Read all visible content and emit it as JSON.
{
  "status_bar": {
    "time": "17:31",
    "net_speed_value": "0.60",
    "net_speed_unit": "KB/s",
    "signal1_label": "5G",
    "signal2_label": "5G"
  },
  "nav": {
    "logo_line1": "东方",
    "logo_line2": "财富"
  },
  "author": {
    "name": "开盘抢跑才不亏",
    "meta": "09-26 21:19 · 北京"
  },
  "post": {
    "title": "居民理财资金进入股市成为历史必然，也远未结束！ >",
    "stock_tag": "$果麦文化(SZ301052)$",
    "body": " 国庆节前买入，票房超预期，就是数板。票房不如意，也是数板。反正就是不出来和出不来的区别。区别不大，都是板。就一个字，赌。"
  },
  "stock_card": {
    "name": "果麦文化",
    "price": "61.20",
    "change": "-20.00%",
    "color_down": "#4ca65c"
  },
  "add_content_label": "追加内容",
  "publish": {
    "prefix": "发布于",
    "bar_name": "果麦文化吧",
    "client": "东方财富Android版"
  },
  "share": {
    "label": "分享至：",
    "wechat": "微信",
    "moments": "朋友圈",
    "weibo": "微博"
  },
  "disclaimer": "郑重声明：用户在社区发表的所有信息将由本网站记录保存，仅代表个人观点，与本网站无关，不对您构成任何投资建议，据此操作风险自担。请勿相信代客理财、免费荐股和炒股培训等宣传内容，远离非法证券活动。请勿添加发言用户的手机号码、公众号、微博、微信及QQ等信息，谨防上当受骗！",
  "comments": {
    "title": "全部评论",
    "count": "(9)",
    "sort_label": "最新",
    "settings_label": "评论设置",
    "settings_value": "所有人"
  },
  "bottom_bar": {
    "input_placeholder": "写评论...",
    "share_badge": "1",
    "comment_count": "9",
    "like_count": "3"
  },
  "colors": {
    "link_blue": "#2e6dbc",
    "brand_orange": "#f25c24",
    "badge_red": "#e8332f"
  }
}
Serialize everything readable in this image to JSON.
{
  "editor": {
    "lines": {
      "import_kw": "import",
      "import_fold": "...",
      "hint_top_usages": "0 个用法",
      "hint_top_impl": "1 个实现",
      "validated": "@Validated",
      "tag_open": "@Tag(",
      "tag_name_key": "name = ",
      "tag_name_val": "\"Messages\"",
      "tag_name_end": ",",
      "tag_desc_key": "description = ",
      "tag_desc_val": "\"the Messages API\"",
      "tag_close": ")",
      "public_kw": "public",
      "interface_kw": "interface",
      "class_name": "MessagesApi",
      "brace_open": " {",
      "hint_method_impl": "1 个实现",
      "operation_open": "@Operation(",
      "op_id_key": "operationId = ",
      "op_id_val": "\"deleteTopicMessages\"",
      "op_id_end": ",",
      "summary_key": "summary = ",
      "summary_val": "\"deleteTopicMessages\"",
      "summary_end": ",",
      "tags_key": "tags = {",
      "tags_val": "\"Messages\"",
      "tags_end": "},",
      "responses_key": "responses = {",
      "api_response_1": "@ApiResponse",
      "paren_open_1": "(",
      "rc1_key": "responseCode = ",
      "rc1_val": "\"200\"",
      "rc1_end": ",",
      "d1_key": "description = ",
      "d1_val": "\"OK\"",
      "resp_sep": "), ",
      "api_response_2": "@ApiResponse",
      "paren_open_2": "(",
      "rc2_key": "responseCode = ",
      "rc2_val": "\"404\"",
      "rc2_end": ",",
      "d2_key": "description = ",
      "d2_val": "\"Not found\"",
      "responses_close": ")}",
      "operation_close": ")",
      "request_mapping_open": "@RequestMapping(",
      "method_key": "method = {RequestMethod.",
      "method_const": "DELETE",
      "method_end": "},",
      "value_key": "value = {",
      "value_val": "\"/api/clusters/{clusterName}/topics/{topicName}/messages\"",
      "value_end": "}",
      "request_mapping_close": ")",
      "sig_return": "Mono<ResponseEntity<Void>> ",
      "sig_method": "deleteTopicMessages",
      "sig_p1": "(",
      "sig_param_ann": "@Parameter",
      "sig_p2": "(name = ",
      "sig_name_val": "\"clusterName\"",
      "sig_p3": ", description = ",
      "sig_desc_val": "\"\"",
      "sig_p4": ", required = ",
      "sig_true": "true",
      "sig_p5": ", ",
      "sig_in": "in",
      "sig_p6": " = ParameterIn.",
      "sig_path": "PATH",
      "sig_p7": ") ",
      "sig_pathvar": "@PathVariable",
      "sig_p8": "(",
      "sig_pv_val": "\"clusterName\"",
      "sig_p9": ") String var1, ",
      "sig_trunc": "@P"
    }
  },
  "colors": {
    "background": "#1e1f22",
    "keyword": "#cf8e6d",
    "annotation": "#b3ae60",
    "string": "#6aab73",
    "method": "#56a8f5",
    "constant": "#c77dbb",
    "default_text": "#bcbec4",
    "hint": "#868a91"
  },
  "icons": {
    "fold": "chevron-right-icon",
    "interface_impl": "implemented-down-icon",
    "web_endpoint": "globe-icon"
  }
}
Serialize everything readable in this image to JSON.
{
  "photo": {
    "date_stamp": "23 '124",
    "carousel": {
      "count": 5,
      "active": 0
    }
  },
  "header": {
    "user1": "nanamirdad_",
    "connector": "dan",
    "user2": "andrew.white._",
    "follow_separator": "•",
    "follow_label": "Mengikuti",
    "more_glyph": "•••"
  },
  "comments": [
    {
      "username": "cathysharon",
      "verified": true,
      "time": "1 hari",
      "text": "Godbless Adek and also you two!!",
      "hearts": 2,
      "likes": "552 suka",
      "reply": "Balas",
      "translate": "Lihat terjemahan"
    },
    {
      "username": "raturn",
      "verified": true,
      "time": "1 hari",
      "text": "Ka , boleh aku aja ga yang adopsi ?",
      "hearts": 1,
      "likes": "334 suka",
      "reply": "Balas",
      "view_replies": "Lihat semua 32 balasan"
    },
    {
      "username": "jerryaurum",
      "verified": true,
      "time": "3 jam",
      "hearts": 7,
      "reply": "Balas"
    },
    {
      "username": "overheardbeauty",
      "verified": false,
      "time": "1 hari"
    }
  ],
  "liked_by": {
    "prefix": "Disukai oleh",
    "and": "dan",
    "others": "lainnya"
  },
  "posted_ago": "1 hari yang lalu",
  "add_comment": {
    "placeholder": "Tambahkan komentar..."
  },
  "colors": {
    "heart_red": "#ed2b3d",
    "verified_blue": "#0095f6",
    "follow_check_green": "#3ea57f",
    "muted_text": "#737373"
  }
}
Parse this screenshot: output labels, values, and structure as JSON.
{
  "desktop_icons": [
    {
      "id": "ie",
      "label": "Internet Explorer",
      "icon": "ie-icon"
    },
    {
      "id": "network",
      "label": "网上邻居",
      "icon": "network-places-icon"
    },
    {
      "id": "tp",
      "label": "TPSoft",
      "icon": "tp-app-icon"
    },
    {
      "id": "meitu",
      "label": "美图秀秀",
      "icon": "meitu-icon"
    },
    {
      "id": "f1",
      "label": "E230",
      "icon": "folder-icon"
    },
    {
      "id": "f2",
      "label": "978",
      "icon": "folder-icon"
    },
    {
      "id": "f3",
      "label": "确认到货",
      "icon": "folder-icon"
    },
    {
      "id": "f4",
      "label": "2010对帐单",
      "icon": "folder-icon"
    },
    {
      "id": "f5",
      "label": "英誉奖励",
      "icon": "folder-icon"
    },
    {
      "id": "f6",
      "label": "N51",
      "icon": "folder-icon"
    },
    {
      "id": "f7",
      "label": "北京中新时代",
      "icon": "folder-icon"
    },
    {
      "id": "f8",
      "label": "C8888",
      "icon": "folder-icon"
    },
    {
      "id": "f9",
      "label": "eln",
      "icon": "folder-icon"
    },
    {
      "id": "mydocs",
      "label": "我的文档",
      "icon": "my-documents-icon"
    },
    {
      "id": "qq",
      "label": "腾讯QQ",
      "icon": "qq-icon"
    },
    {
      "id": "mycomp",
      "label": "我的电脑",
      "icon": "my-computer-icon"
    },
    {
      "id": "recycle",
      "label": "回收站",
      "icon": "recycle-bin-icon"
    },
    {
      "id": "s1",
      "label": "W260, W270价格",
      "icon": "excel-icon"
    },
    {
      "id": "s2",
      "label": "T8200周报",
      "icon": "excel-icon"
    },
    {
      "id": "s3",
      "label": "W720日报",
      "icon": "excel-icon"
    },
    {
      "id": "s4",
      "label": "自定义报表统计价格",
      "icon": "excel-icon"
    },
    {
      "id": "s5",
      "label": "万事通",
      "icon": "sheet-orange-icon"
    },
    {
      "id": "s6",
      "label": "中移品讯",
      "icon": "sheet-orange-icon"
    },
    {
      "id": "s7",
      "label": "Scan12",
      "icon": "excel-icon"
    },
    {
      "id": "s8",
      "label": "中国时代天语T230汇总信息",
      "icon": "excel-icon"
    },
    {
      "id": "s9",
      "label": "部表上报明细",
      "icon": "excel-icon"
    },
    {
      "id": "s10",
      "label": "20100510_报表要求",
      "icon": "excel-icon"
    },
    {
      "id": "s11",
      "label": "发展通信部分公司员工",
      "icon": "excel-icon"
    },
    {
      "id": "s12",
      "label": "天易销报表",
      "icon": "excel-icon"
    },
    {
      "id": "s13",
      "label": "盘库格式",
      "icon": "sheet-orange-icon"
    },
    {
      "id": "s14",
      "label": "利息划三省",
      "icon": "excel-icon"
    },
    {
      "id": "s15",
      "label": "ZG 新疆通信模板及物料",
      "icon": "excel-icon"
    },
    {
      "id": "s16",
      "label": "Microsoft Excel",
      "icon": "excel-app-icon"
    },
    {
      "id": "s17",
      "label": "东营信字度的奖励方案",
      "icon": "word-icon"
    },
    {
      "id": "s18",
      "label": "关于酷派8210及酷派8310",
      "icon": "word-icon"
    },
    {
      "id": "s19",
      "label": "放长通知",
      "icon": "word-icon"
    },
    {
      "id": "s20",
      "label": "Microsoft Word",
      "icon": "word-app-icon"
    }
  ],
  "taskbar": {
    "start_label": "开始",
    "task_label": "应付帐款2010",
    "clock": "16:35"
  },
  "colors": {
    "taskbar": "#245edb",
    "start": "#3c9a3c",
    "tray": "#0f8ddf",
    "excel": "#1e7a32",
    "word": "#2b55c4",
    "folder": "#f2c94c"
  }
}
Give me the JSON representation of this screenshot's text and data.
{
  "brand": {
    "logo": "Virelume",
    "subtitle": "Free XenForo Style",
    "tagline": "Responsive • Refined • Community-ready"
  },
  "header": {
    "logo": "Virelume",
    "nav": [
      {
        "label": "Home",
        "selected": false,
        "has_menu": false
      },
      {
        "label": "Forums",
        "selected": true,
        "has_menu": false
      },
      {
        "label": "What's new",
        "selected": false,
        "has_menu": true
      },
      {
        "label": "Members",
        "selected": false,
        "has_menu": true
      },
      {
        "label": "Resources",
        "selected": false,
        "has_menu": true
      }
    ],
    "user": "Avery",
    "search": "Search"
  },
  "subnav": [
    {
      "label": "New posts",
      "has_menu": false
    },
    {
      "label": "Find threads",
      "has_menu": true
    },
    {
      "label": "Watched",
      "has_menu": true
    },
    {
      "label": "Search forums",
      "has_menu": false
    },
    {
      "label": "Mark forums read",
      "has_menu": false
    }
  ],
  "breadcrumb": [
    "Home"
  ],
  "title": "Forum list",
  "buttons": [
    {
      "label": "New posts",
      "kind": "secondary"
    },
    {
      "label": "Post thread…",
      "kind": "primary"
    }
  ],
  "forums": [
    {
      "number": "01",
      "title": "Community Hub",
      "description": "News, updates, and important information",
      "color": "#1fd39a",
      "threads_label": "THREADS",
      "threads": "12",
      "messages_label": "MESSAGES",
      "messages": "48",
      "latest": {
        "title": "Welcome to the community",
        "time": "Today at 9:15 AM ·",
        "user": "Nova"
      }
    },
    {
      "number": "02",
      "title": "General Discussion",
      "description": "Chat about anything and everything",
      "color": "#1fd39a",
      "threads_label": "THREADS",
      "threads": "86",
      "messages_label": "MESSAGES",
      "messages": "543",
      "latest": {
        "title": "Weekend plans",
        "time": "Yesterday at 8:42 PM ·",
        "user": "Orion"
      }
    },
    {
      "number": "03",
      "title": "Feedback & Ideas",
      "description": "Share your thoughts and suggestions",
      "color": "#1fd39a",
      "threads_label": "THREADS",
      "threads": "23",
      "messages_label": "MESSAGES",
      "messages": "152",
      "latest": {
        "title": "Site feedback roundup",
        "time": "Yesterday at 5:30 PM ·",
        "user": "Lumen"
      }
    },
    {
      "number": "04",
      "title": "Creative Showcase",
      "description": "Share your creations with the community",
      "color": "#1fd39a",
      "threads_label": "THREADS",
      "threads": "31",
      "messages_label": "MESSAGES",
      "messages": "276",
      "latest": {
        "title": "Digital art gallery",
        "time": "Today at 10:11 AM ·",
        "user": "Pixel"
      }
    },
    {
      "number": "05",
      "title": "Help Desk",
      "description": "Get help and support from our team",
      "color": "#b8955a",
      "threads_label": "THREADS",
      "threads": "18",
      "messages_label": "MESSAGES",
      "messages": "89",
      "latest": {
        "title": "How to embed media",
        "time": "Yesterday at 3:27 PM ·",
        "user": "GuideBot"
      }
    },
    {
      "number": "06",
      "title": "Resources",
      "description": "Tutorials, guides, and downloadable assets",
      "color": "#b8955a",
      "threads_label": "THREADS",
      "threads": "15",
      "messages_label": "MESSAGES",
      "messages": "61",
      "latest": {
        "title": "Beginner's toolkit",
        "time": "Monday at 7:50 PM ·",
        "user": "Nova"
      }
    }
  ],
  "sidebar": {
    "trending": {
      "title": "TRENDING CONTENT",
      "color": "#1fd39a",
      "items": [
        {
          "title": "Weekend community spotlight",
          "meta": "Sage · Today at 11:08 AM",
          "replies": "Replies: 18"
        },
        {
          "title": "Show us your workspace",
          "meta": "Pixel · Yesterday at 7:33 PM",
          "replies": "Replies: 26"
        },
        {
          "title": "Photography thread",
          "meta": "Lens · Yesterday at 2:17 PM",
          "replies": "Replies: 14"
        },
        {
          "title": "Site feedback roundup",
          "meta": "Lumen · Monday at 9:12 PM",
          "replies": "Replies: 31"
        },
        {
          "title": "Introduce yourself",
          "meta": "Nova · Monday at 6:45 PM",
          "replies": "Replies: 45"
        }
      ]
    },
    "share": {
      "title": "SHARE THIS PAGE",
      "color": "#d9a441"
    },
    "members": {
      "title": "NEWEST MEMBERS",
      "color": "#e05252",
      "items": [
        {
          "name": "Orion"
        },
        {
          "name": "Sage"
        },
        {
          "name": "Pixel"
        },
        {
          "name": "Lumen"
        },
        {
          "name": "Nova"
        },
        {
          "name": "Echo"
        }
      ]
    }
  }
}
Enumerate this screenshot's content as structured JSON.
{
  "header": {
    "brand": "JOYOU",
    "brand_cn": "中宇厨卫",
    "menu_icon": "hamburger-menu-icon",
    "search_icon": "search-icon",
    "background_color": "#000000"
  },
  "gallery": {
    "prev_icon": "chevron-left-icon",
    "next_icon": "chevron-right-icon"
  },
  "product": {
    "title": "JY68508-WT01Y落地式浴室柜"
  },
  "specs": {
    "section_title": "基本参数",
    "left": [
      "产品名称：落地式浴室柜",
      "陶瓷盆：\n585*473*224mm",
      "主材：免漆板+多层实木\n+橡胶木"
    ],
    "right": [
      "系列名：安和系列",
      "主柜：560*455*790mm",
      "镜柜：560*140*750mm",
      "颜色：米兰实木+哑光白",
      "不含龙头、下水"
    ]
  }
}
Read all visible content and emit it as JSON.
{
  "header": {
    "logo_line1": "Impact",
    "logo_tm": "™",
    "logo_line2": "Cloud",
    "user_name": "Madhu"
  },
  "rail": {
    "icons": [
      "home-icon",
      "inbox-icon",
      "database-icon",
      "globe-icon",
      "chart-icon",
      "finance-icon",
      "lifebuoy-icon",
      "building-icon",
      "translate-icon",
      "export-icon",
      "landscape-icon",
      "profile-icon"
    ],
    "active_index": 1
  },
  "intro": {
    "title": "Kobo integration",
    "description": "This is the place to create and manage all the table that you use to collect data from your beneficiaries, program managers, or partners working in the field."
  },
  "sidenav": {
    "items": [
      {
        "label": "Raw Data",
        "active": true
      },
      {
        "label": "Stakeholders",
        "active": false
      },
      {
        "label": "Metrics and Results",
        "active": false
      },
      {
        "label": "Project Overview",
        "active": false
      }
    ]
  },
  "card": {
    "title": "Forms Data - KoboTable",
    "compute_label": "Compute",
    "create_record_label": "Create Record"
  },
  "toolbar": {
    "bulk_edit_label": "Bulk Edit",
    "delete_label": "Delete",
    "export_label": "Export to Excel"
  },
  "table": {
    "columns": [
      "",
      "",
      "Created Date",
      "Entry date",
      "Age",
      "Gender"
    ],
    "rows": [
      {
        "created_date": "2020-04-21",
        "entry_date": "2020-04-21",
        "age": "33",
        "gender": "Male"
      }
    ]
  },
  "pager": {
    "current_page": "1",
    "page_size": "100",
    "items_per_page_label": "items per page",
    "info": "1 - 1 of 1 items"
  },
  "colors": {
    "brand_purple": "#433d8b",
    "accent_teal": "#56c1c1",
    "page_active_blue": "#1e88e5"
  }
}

== The request ==
Which lines contain the word "JSON"? Copy each one.

== Exercise output ==
Read all visible content and emit it as JSON.
Serialize everything readable in this image to JSON.
Serialize everything readable in this image to JSON.
Parse this screenshot: output labels, values, and structure as JSON.
Give me the JSON representation of this screenshot's text and data.
Enumerate this screenshot's content as structured JSON.
Read all visible content and emit it as JSON.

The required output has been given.